SOURCE DATA:
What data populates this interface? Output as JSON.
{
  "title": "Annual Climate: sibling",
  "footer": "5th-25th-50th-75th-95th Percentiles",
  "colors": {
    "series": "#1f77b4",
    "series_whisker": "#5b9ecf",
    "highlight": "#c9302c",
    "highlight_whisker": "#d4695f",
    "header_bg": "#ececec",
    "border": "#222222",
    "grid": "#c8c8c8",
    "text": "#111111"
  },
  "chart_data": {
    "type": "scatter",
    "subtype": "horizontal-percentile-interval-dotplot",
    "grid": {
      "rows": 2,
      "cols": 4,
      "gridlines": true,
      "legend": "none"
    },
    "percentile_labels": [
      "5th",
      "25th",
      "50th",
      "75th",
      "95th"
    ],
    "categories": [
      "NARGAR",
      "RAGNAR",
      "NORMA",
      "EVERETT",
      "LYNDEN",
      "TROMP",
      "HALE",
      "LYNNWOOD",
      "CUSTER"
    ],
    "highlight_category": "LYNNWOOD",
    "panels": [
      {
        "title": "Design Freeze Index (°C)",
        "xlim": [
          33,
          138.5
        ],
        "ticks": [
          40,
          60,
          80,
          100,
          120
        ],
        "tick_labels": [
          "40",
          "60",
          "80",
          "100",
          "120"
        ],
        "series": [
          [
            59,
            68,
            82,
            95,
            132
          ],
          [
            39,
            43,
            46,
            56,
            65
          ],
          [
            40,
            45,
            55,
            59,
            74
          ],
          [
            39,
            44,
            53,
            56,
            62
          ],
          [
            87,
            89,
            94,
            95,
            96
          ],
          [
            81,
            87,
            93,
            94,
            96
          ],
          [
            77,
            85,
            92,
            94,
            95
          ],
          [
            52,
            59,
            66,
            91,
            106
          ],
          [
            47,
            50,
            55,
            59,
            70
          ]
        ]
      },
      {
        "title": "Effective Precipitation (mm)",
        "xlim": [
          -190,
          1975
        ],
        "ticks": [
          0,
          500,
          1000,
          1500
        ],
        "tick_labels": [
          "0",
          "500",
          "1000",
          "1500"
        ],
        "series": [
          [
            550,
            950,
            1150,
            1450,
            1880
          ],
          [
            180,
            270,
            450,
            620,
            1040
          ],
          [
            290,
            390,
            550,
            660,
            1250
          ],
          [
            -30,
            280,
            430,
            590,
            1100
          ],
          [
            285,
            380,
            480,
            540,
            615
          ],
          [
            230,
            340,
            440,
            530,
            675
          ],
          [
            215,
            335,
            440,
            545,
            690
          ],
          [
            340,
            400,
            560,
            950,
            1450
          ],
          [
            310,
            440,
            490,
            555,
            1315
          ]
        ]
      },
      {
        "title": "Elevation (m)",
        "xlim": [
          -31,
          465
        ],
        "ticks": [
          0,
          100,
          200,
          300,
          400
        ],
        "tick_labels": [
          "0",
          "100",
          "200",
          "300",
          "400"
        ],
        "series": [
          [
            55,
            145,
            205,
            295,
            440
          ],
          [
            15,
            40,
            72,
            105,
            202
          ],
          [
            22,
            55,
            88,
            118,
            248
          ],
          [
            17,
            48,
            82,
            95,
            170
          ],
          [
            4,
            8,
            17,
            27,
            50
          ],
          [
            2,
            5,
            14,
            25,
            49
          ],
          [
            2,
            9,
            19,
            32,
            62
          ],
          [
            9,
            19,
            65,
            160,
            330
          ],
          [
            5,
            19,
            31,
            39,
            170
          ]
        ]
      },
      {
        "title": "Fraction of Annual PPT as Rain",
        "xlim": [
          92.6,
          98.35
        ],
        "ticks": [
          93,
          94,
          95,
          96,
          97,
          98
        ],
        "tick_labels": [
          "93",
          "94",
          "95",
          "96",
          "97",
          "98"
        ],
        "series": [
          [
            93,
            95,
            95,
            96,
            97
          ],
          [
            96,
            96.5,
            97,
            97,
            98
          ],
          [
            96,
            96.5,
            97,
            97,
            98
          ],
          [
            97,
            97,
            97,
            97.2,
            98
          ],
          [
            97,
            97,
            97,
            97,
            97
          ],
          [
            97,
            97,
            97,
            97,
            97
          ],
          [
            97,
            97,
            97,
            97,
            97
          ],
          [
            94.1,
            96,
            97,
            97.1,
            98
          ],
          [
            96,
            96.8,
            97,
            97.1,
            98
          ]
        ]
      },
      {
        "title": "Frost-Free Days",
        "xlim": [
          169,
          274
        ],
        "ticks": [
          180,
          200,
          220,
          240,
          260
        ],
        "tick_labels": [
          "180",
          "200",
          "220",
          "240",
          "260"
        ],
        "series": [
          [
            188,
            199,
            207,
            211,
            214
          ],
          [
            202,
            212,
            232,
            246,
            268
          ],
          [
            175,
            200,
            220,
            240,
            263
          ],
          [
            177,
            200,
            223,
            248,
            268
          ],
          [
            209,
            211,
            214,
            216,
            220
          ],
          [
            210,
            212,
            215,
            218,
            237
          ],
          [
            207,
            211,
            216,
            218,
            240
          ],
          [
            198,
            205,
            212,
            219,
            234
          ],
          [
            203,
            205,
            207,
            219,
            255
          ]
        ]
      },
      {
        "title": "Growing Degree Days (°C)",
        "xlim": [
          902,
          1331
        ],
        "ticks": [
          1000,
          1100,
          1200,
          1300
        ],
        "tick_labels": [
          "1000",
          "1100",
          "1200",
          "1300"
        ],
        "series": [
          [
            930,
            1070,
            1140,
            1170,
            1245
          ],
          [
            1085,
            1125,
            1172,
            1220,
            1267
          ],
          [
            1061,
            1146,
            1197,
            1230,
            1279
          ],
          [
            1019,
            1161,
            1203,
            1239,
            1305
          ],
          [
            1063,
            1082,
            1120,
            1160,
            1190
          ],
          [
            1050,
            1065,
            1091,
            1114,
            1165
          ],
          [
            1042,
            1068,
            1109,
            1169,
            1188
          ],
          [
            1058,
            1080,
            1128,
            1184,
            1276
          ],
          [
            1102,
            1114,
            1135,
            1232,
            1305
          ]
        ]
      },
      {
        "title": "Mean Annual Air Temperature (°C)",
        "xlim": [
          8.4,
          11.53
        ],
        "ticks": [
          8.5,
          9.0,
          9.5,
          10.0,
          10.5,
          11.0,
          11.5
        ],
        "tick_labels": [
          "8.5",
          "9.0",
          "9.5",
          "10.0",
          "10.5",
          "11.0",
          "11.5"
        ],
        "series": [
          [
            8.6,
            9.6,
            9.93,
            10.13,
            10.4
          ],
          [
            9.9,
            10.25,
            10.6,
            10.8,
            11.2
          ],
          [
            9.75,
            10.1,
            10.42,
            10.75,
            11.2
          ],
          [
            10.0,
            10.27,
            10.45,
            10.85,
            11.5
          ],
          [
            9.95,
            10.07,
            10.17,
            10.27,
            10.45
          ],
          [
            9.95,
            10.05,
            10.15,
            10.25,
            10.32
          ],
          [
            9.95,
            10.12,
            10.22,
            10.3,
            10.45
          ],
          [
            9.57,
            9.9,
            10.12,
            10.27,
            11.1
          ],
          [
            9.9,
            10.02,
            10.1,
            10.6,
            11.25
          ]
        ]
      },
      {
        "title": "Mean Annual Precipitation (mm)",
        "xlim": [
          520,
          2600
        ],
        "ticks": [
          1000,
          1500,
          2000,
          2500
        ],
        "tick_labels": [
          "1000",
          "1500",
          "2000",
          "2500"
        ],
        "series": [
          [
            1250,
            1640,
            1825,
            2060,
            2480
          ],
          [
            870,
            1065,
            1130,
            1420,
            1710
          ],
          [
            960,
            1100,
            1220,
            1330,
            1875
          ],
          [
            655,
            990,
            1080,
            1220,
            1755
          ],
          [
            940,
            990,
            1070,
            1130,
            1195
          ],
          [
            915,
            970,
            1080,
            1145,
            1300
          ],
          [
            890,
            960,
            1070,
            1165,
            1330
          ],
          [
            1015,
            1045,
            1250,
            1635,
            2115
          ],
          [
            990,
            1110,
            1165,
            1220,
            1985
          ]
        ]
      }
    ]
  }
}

GIVEN INSTRUCTION: Collect each line containing the string "Annual".

WORKED ANSWER:
  "title": "Annual Climate: sibling",
        "title": "Fraction of Annual PPT as Rain",
        "title": "Mean Annual Air Temperature (°C)",
        "title": "Mean Annual Precipitation (mm)",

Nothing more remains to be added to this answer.